**Requirements**:
Whenever a line contains the string "Smoking", copy it out of the entries.

**Recorded information**:
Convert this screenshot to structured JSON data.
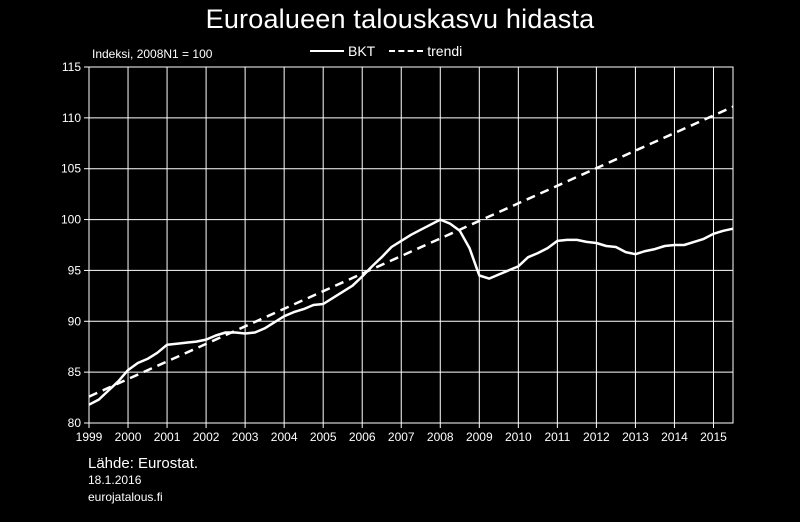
{
  "title": "Euroalueen talouskasvu hidasta",
  "ylabel": "Indeksi, 2008N1 = 100",
  "source": "Lähde: Eurostat.",
  "date": "18.1.2016",
  "site": "eurojatalous.fi",
  "colors": {
    "background": "#000000",
    "line": "#ffffff",
    "grid": "#ffffff"
  },
  "chart_data": {
    "type": "line",
    "title": "Euroalueen talouskasvu hidasta",
    "ylabel": "Indeksi, 2008N1 = 100",
    "xlabel": "",
    "xlim": [
      1999.0,
      2015.5
    ],
    "ylim": [
      80,
      115
    ],
    "yticks": [
      80,
      85,
      90,
      95,
      100,
      105,
      110,
      115
    ],
    "xticks": [
      "1999",
      "2000",
      "2001",
      "2002",
      "2003",
      "2004",
      "2005",
      "2006",
      "2007",
      "2008",
      "2009",
      "2010",
      "2011",
      "2012",
      "2013",
      "2014",
      "2015"
    ],
    "grid": true,
    "legend_position": "top",
    "series": [
      {
        "name": "BKT",
        "style": "solid",
        "x": [
          "1999Q1",
          "1999Q2",
          "1999Q3",
          "1999Q4",
          "2000Q1",
          "2000Q2",
          "2000Q3",
          "2000Q4",
          "2001Q1",
          "2001Q2",
          "2001Q3",
          "2001Q4",
          "2002Q1",
          "2002Q2",
          "2002Q3",
          "2002Q4",
          "2003Q1",
          "2003Q2",
          "2003Q3",
          "2003Q4",
          "2004Q1",
          "2004Q2",
          "2004Q3",
          "2004Q4",
          "2005Q1",
          "2005Q2",
          "2005Q3",
          "2005Q4",
          "2006Q1",
          "2006Q2",
          "2006Q3",
          "2006Q4",
          "2007Q1",
          "2007Q2",
          "2007Q3",
          "2007Q4",
          "2008Q1",
          "2008Q2",
          "2008Q3",
          "2008Q4",
          "2009Q1",
          "2009Q2",
          "2009Q3",
          "2009Q4",
          "2010Q1",
          "2010Q2",
          "2010Q3",
          "2010Q4",
          "2011Q1",
          "2011Q2",
          "2011Q3",
          "2011Q4",
          "2012Q1",
          "2012Q2",
          "2012Q3",
          "2012Q4",
          "2013Q1",
          "2013Q2",
          "2013Q3",
          "2013Q4",
          "2014Q1",
          "2014Q2",
          "2014Q3",
          "2014Q4",
          "2015Q1",
          "2015Q2",
          "2015Q3"
        ],
        "values": [
          81.8,
          82.3,
          83.2,
          84.1,
          85.2,
          85.9,
          86.3,
          86.9,
          87.7,
          87.8,
          87.9,
          88.0,
          88.2,
          88.6,
          88.9,
          88.9,
          88.8,
          88.9,
          89.3,
          89.9,
          90.5,
          90.9,
          91.2,
          91.6,
          91.7,
          92.3,
          92.9,
          93.5,
          94.4,
          95.4,
          96.3,
          97.3,
          97.9,
          98.5,
          99.0,
          99.5,
          100.0,
          99.6,
          98.9,
          97.2,
          94.5,
          94.2,
          94.6,
          95.0,
          95.4,
          96.3,
          96.7,
          97.2,
          97.9,
          98.0,
          98.0,
          97.8,
          97.7,
          97.4,
          97.3,
          96.8,
          96.6,
          96.9,
          97.1,
          97.4,
          97.5,
          97.5,
          97.8,
          98.1,
          98.6,
          98.9,
          99.1
        ]
      },
      {
        "name": "trendi",
        "style": "dashed",
        "x": [
          "1999Q1",
          "2015Q3"
        ],
        "values": [
          82.6,
          111.1
        ]
      }
    ]
  }
}
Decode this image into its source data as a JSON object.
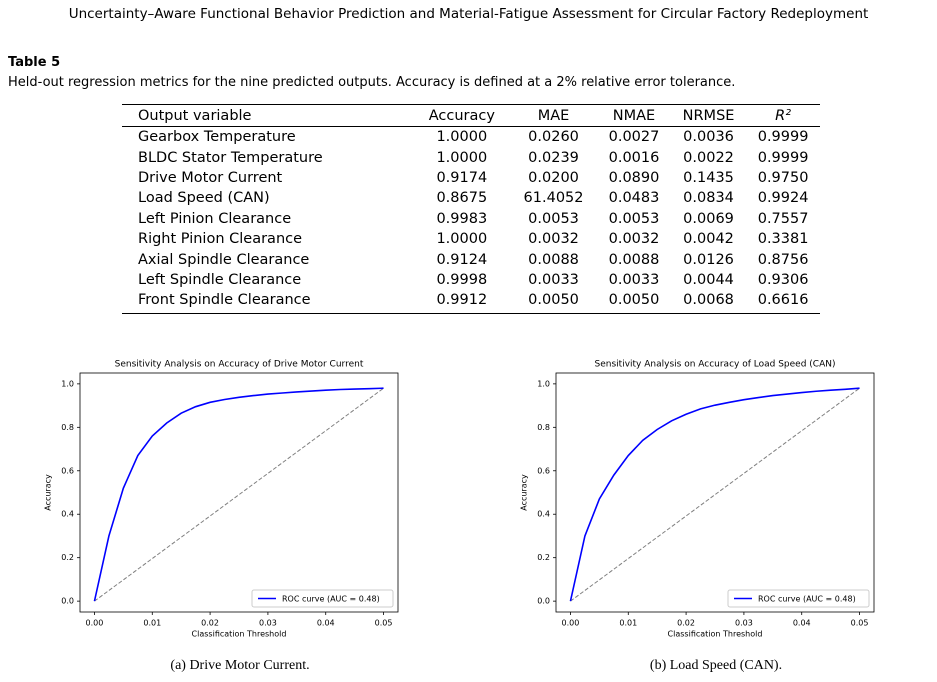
{
  "header": {
    "title": "Uncertainty–Aware Functional Behavior Prediction and Material-Fatigue Assessment for Circular Factory Redeployment"
  },
  "table": {
    "name": "Table 5",
    "caption": "Held-out regression metrics for the nine predicted outputs. Accuracy is defined at a 2% relative error tolerance.",
    "columns": [
      "Output variable",
      "Accuracy",
      "MAE",
      "NMAE",
      "NRMSE",
      "R²"
    ],
    "rows": [
      [
        "Gearbox Temperature",
        "1.0000",
        "0.0260",
        "0.0027",
        "0.0036",
        "0.9999"
      ],
      [
        "BLDC Stator Temperature",
        "1.0000",
        "0.0239",
        "0.0016",
        "0.0022",
        "0.9999"
      ],
      [
        "Drive Motor Current",
        "0.9174",
        "0.0200",
        "0.0890",
        "0.1435",
        "0.9750"
      ],
      [
        "Load Speed (CAN)",
        "0.8675",
        "61.4052",
        "0.0483",
        "0.0834",
        "0.9924"
      ],
      [
        "Left Pinion Clearance",
        "0.9983",
        "0.0053",
        "0.0053",
        "0.0069",
        "0.7557"
      ],
      [
        "Right Pinion Clearance",
        "1.0000",
        "0.0032",
        "0.0032",
        "0.0042",
        "0.3381"
      ],
      [
        "Axial Spindle Clearance",
        "0.9124",
        "0.0088",
        "0.0088",
        "0.0126",
        "0.8756"
      ],
      [
        "Left Spindle Clearance",
        "0.9998",
        "0.0033",
        "0.0033",
        "0.0044",
        "0.9306"
      ],
      [
        "Front Spindle Clearance",
        "0.9912",
        "0.0050",
        "0.0050",
        "0.0068",
        "0.6616"
      ]
    ]
  },
  "chart_data": [
    {
      "type": "line",
      "title": "Sensitivity Analysis on Accuracy of Drive Motor Current",
      "caption": "(a) Drive Motor Current.",
      "x_label": "Classification Threshold",
      "y_label": "Accuracy",
      "x": [
        0,
        0.0025,
        0.005,
        0.0075,
        0.01,
        0.0125,
        0.015,
        0.0175,
        0.02,
        0.0225,
        0.025,
        0.0275,
        0.03,
        0.0325,
        0.035,
        0.0375,
        0.04,
        0.0425,
        0.045,
        0.0475,
        0.05
      ],
      "series": [
        {
          "name": "ROC curve (AUC = 0.48)",
          "color": "#0000ff",
          "values": [
            0,
            0.3,
            0.52,
            0.67,
            0.76,
            0.82,
            0.865,
            0.895,
            0.915,
            0.928,
            0.938,
            0.946,
            0.953,
            0.958,
            0.963,
            0.967,
            0.971,
            0.974,
            0.976,
            0.978,
            0.98
          ]
        }
      ],
      "diagonal": {
        "x": [
          0,
          0.05
        ],
        "values": [
          0,
          0.98
        ],
        "color": "#808080"
      },
      "xlim": [
        -0.0025,
        0.0525
      ],
      "ylim": [
        -0.05,
        1.05
      ],
      "xticks": [
        {
          "value": 0,
          "label": "0.00"
        },
        0.01,
        0.02,
        0.03,
        0.04,
        0.05
      ],
      "yticks": [
        {
          "value": 0,
          "label": "0.0"
        },
        0.2,
        0.4,
        0.6,
        0.8,
        {
          "value": 1,
          "label": "1.0"
        }
      ],
      "legend": "lower right"
    },
    {
      "type": "line",
      "title": "Sensitivity Analysis on Accuracy of Load Speed (CAN)",
      "caption": "(b) Load Speed (CAN).",
      "x_label": "Classification Threshold",
      "y_label": "Accuracy",
      "x": [
        0,
        0.0025,
        0.005,
        0.0075,
        0.01,
        0.0125,
        0.015,
        0.0175,
        0.02,
        0.0225,
        0.025,
        0.0275,
        0.03,
        0.0325,
        0.035,
        0.0375,
        0.04,
        0.0425,
        0.045,
        0.0475,
        0.05
      ],
      "series": [
        {
          "name": "ROC curve (AUC = 0.48)",
          "color": "#0000ff",
          "values": [
            0,
            0.3,
            0.47,
            0.58,
            0.67,
            0.74,
            0.79,
            0.83,
            0.86,
            0.885,
            0.902,
            0.915,
            0.927,
            0.937,
            0.946,
            0.953,
            0.96,
            0.966,
            0.971,
            0.975,
            0.98
          ]
        }
      ],
      "diagonal": {
        "x": [
          0,
          0.05
        ],
        "values": [
          0,
          0.98
        ],
        "color": "#808080"
      },
      "xlim": [
        -0.0025,
        0.0525
      ],
      "ylim": [
        -0.05,
        1.05
      ],
      "xticks": [
        {
          "value": 0,
          "label": "0.00"
        },
        0.01,
        0.02,
        0.03,
        0.04,
        0.05
      ],
      "yticks": [
        {
          "value": 0,
          "label": "0.0"
        },
        0.2,
        0.4,
        0.6,
        0.8,
        {
          "value": 1,
          "label": "1.0"
        }
      ],
      "legend": "lower right"
    }
  ]
}
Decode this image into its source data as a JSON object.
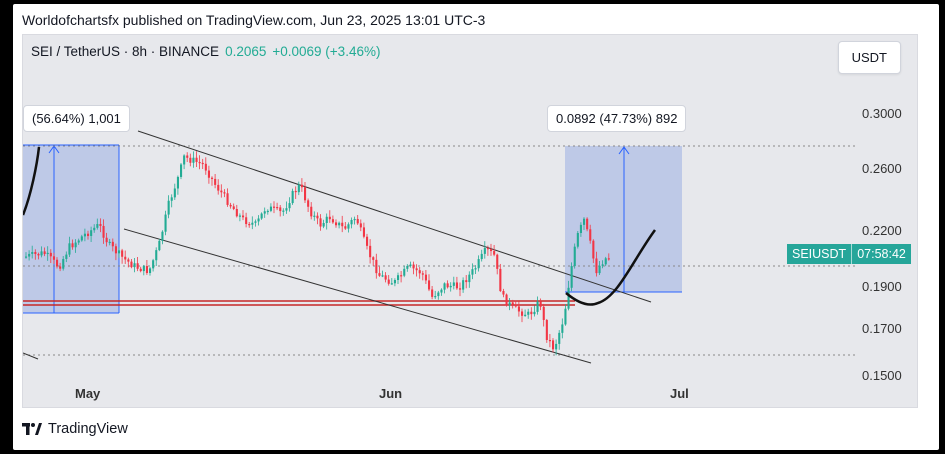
{
  "header": {
    "attribution": "Worldofchartsfx published on TradingView.com, Jun 23, 2025 13:01 UTC-3"
  },
  "symbol": {
    "name": "SEI / TetherUS · 8h · BINANCE",
    "price": "0.2065",
    "change": "+0.0069 (+3.46%)",
    "color_up": "#22ab94",
    "color_down": "#f23645"
  },
  "currency_button": "USDT",
  "measure_left": "(56.64%) 1,001",
  "measure_right": "0.0892 (47.73%) 892",
  "price_axis": [
    {
      "label": "0.3000",
      "value": 0.3
    },
    {
      "label": "0.2600",
      "value": 0.26
    },
    {
      "label": "0.2200",
      "value": 0.22
    },
    {
      "label": "0.1900",
      "value": 0.19
    },
    {
      "label": "0.1700",
      "value": 0.17
    },
    {
      "label": "0.1500",
      "value": 0.15
    }
  ],
  "time_axis": [
    "May",
    "Jun",
    "Jul"
  ],
  "ticker_tag": {
    "symbol": "SEIUSDT",
    "countdown": "07:58:42"
  },
  "footer": {
    "brand": "TradingView"
  }
}
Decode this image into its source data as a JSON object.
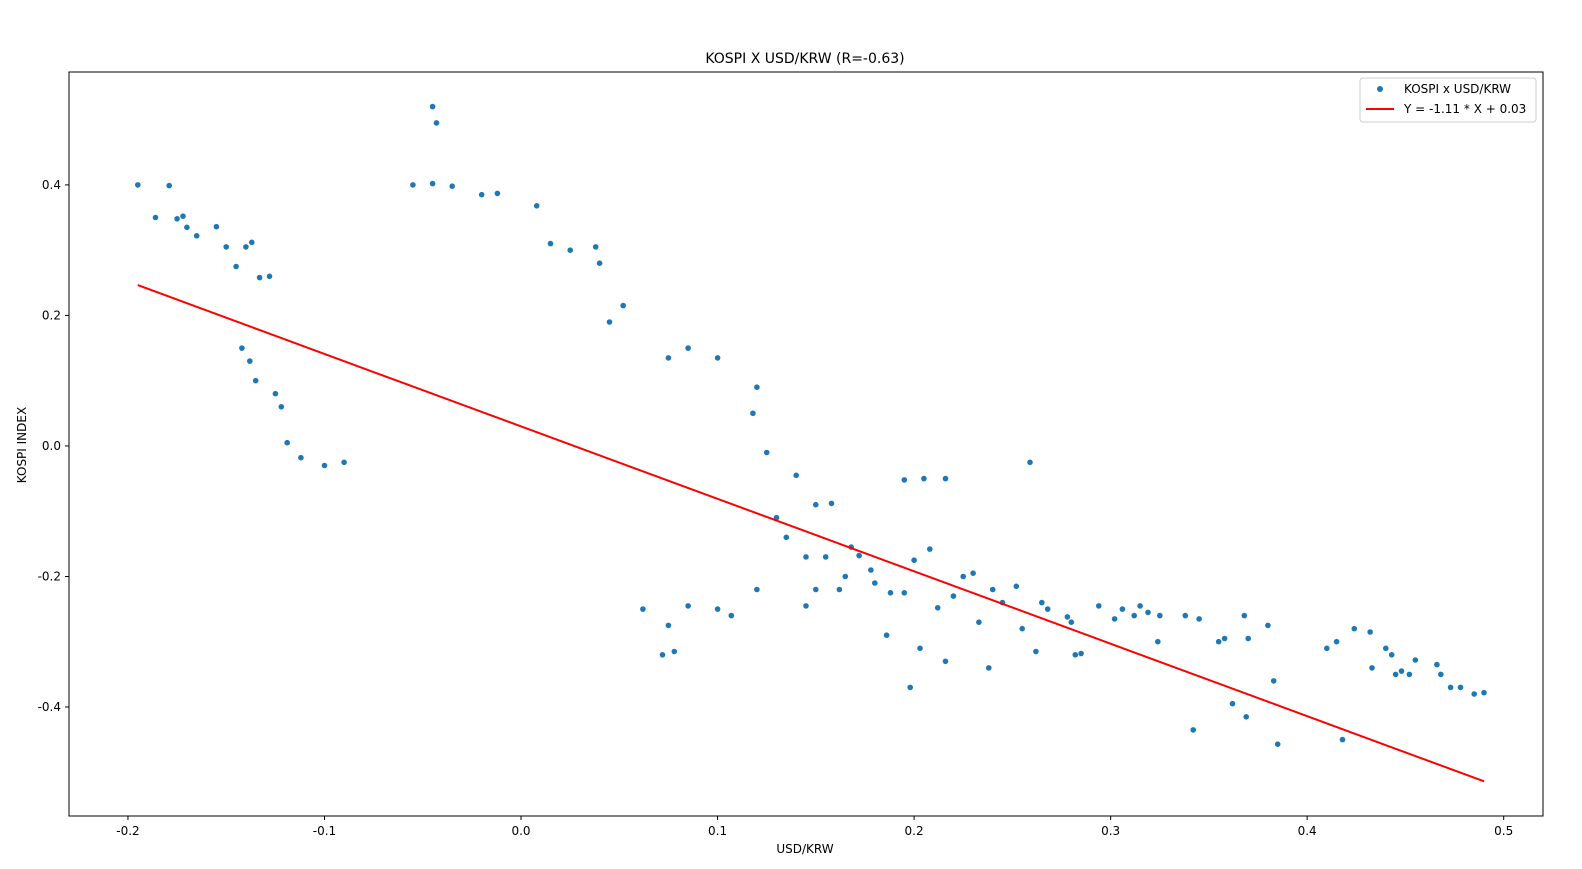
{
  "chart_data": {
    "type": "scatter",
    "title": "KOSPI X USD/KRW (R=-0.63)",
    "xlabel": "USD/KRW",
    "ylabel": "KOSPI INDEX",
    "xlim": [
      -0.23,
      0.52
    ],
    "ylim": [
      -0.567,
      0.573
    ],
    "x_ticks": [
      -0.2,
      -0.1,
      0.0,
      0.1,
      0.2,
      0.3,
      0.4,
      0.5
    ],
    "x_tick_labels": [
      "-0.2",
      "-0.1",
      "0.0",
      "0.1",
      "0.2",
      "0.3",
      "0.4",
      "0.5"
    ],
    "y_ticks": [
      -0.4,
      -0.2,
      0.0,
      0.2,
      0.4
    ],
    "y_tick_labels": [
      "-0.4",
      "-0.2",
      "0.0",
      "0.2",
      "0.4"
    ],
    "grid": false,
    "legend_position": "top-right",
    "series": [
      {
        "name": "KOSPI x USD/KRW",
        "kind": "scatter",
        "color": "#1f77b4",
        "points": [
          [
            -0.195,
            0.4
          ],
          [
            -0.179,
            0.399
          ],
          [
            -0.186,
            0.35
          ],
          [
            -0.175,
            0.348
          ],
          [
            -0.172,
            0.352
          ],
          [
            -0.17,
            0.335
          ],
          [
            -0.165,
            0.322
          ],
          [
            -0.155,
            0.336
          ],
          [
            -0.15,
            0.305
          ],
          [
            -0.145,
            0.275
          ],
          [
            -0.14,
            0.305
          ],
          [
            -0.137,
            0.312
          ],
          [
            -0.133,
            0.258
          ],
          [
            -0.128,
            0.26
          ],
          [
            -0.142,
            0.15
          ],
          [
            -0.138,
            0.13
          ],
          [
            -0.135,
            0.1
          ],
          [
            -0.125,
            0.08
          ],
          [
            -0.122,
            0.06
          ],
          [
            -0.119,
            0.005
          ],
          [
            -0.112,
            -0.018
          ],
          [
            -0.1,
            -0.03
          ],
          [
            -0.09,
            -0.025
          ],
          [
            -0.045,
            0.52
          ],
          [
            -0.043,
            0.495
          ],
          [
            -0.055,
            0.4
          ],
          [
            -0.045,
            0.402
          ],
          [
            -0.035,
            0.398
          ],
          [
            -0.02,
            0.385
          ],
          [
            -0.012,
            0.387
          ],
          [
            0.008,
            0.368
          ],
          [
            0.015,
            0.31
          ],
          [
            0.025,
            0.3
          ],
          [
            0.038,
            0.305
          ],
          [
            0.04,
            0.28
          ],
          [
            0.052,
            0.215
          ],
          [
            0.045,
            0.19
          ],
          [
            0.085,
            0.15
          ],
          [
            0.075,
            0.135
          ],
          [
            0.1,
            0.135
          ],
          [
            0.12,
            0.09
          ],
          [
            0.118,
            0.05
          ],
          [
            0.125,
            -0.01
          ],
          [
            0.14,
            -0.045
          ],
          [
            0.15,
            -0.09
          ],
          [
            0.158,
            -0.088
          ],
          [
            0.13,
            -0.11
          ],
          [
            0.135,
            -0.14
          ],
          [
            0.145,
            -0.17
          ],
          [
            0.155,
            -0.17
          ],
          [
            0.168,
            -0.155
          ],
          [
            0.172,
            -0.168
          ],
          [
            0.165,
            -0.2
          ],
          [
            0.162,
            -0.22
          ],
          [
            0.15,
            -0.22
          ],
          [
            0.145,
            -0.245
          ],
          [
            0.12,
            -0.22
          ],
          [
            0.1,
            -0.25
          ],
          [
            0.107,
            -0.26
          ],
          [
            0.085,
            -0.245
          ],
          [
            0.072,
            -0.32
          ],
          [
            0.078,
            -0.315
          ],
          [
            0.075,
            -0.275
          ],
          [
            0.062,
            -0.25
          ],
          [
            0.178,
            -0.19
          ],
          [
            0.18,
            -0.21
          ],
          [
            0.188,
            -0.225
          ],
          [
            0.186,
            -0.29
          ],
          [
            0.195,
            -0.225
          ],
          [
            0.198,
            -0.37
          ],
          [
            0.2,
            -0.175
          ],
          [
            0.203,
            -0.31
          ],
          [
            0.208,
            -0.158
          ],
          [
            0.212,
            -0.248
          ],
          [
            0.216,
            -0.33
          ],
          [
            0.22,
            -0.23
          ],
          [
            0.225,
            -0.2
          ],
          [
            0.23,
            -0.195
          ],
          [
            0.233,
            -0.27
          ],
          [
            0.238,
            -0.34
          ],
          [
            0.24,
            -0.22
          ],
          [
            0.245,
            -0.24
          ],
          [
            0.252,
            -0.215
          ],
          [
            0.255,
            -0.28
          ],
          [
            0.262,
            -0.315
          ],
          [
            0.265,
            -0.24
          ],
          [
            0.268,
            -0.25
          ],
          [
            0.28,
            -0.27
          ],
          [
            0.282,
            -0.32
          ],
          [
            0.285,
            -0.318
          ],
          [
            0.278,
            -0.262
          ],
          [
            0.195,
            -0.052
          ],
          [
            0.205,
            -0.05
          ],
          [
            0.216,
            -0.05
          ],
          [
            0.259,
            -0.025
          ],
          [
            0.294,
            -0.245
          ],
          [
            0.302,
            -0.265
          ],
          [
            0.306,
            -0.25
          ],
          [
            0.312,
            -0.26
          ],
          [
            0.315,
            -0.245
          ],
          [
            0.319,
            -0.255
          ],
          [
            0.324,
            -0.3
          ],
          [
            0.325,
            -0.26
          ],
          [
            0.338,
            -0.26
          ],
          [
            0.342,
            -0.435
          ],
          [
            0.345,
            -0.265
          ],
          [
            0.355,
            -0.3
          ],
          [
            0.358,
            -0.295
          ],
          [
            0.362,
            -0.395
          ],
          [
            0.368,
            -0.26
          ],
          [
            0.369,
            -0.415
          ],
          [
            0.37,
            -0.295
          ],
          [
            0.38,
            -0.275
          ],
          [
            0.383,
            -0.36
          ],
          [
            0.385,
            -0.457
          ],
          [
            0.41,
            -0.31
          ],
          [
            0.415,
            -0.3
          ],
          [
            0.418,
            -0.45
          ],
          [
            0.424,
            -0.28
          ],
          [
            0.432,
            -0.285
          ],
          [
            0.433,
            -0.34
          ],
          [
            0.44,
            -0.31
          ],
          [
            0.443,
            -0.32
          ],
          [
            0.445,
            -0.35
          ],
          [
            0.448,
            -0.345
          ],
          [
            0.452,
            -0.35
          ],
          [
            0.455,
            -0.328
          ],
          [
            0.466,
            -0.335
          ],
          [
            0.468,
            -0.35
          ],
          [
            0.473,
            -0.37
          ],
          [
            0.478,
            -0.37
          ],
          [
            0.485,
            -0.38
          ],
          [
            0.49,
            -0.378
          ]
        ]
      },
      {
        "name": "Y = -1.11 * X + 0.03",
        "kind": "line",
        "color": "#ff0000",
        "slope": -1.11,
        "intercept": 0.03,
        "x_range": [
          -0.195,
          0.49
        ]
      }
    ]
  }
}
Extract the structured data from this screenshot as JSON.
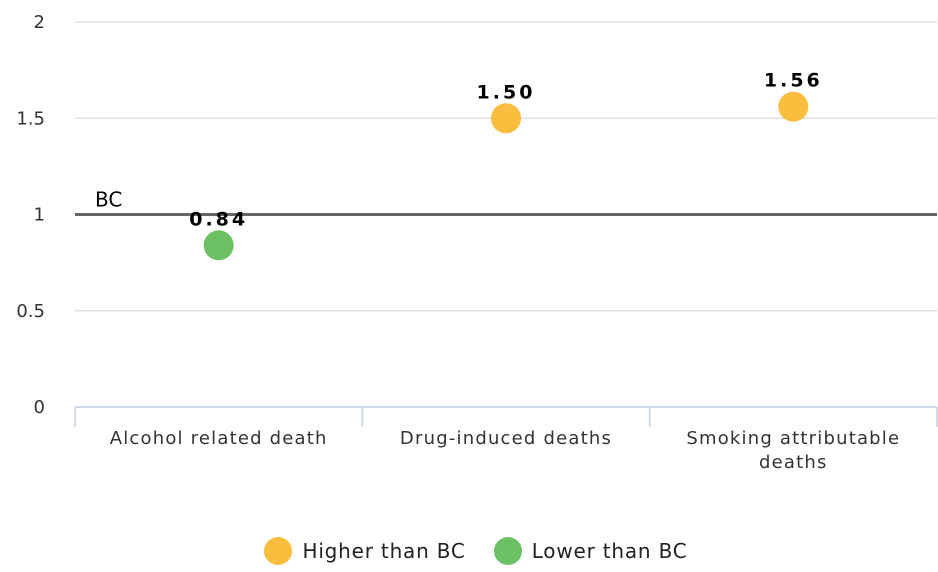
{
  "chart_data": {
    "type": "scatter",
    "categories": [
      "Alcohol related death",
      "Drug-induced deaths",
      "Smoking attributable deaths"
    ],
    "category_lines": [
      [
        "Alcohol related death"
      ],
      [
        "Drug-induced deaths"
      ],
      [
        "Smoking attributable",
        "deaths"
      ]
    ],
    "values": [
      0.84,
      1.5,
      1.56
    ],
    "value_labels": [
      "0.84",
      "1.50",
      "1.56"
    ],
    "groups": [
      "Lower than BC",
      "Higher than BC",
      "Higher than BC"
    ],
    "ylim": [
      0,
      2
    ],
    "yticks": [
      0,
      0.5,
      1,
      1.5,
      2
    ],
    "ytick_labels": [
      "0",
      "0.5",
      "1",
      "1.5",
      "2"
    ],
    "reference_line": {
      "value": 1,
      "label": "BC"
    },
    "grid": true,
    "legend_position": "bottom",
    "legend": [
      {
        "label": "Higher than BC",
        "color": "#fbbd3d"
      },
      {
        "label": "Lower than BC",
        "color": "#6cc064"
      }
    ],
    "colors": {
      "Higher than BC": "#fbbd3d",
      "Lower than BC": "#6cc064",
      "grid": "#e0e0e0",
      "axis": "#cfdbe8",
      "reference_line": "#666666"
    }
  }
}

**Exercise response**:
      "Smoking attributable deaths"
        "Smoking attributable",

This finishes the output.